▶ [Written exercise]:
Extract the whole listing as it stands. Do not include the pictures.
## Begin
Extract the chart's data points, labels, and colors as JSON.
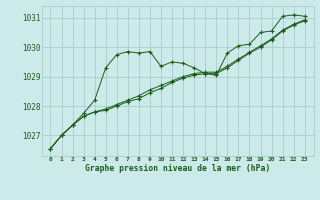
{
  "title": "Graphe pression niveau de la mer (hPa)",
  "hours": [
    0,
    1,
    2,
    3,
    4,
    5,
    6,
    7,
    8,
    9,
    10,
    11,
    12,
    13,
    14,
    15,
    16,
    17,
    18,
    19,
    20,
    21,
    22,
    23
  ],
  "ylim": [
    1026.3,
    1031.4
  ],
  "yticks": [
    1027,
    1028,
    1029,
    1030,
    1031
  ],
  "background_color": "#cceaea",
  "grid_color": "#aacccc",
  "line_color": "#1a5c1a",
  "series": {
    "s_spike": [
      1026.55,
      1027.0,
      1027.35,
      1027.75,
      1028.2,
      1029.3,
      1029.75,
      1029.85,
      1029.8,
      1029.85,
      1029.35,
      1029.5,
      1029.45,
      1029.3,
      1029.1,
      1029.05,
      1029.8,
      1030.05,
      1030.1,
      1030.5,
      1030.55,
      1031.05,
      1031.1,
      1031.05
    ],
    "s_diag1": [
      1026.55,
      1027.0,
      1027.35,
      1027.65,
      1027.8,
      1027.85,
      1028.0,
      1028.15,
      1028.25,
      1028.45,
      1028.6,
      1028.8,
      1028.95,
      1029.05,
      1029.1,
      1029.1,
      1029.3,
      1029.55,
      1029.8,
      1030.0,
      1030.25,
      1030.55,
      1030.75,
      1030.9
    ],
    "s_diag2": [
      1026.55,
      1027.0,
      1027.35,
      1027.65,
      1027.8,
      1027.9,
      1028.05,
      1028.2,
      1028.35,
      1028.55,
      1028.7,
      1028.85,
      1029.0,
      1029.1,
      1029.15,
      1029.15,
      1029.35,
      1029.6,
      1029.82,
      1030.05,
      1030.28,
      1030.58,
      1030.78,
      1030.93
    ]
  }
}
## End
▶ [Task output]:
Extract the chart's data points, labels, and colors as JSON.
{
  "title": "Graphe pression niveau de la mer (hPa)",
  "hours": [
    0,
    1,
    2,
    3,
    4,
    5,
    6,
    7,
    8,
    9,
    10,
    11,
    12,
    13,
    14,
    15,
    16,
    17,
    18,
    19,
    20,
    21,
    22,
    23
  ],
  "ylim": [
    1026.3,
    1031.4
  ],
  "yticks": [
    1027,
    1028,
    1029,
    1030,
    1031
  ],
  "background_color": "#cceaea",
  "grid_color": "#aacccc",
  "line_color": "#1a5c1a",
  "series": {
    "s_spike": [
      1026.55,
      1027.0,
      1027.35,
      1027.75,
      1028.2,
      1029.3,
      1029.75,
      1029.85,
      1029.8,
      1029.85,
      1029.35,
      1029.5,
      1029.45,
      1029.3,
      1029.1,
      1029.05,
      1029.8,
      1030.05,
      1030.1,
      1030.5,
      1030.55,
      1031.05,
      1031.1,
      1031.05
    ],
    "s_diag1": [
      1026.55,
      1027.0,
      1027.35,
      1027.65,
      1027.8,
      1027.85,
      1028.0,
      1028.15,
      1028.25,
      1028.45,
      1028.6,
      1028.8,
      1028.95,
      1029.05,
      1029.1,
      1029.1,
      1029.3,
      1029.55,
      1029.8,
      1030.0,
      1030.25,
      1030.55,
      1030.75,
      1030.9
    ],
    "s_diag2": [
      1026.55,
      1027.0,
      1027.35,
      1027.65,
      1027.8,
      1027.9,
      1028.05,
      1028.2,
      1028.35,
      1028.55,
      1028.7,
      1028.85,
      1029.0,
      1029.1,
      1029.15,
      1029.15,
      1029.35,
      1029.6,
      1029.82,
      1030.05,
      1030.28,
      1030.58,
      1030.78,
      1030.93
    ]
  }
}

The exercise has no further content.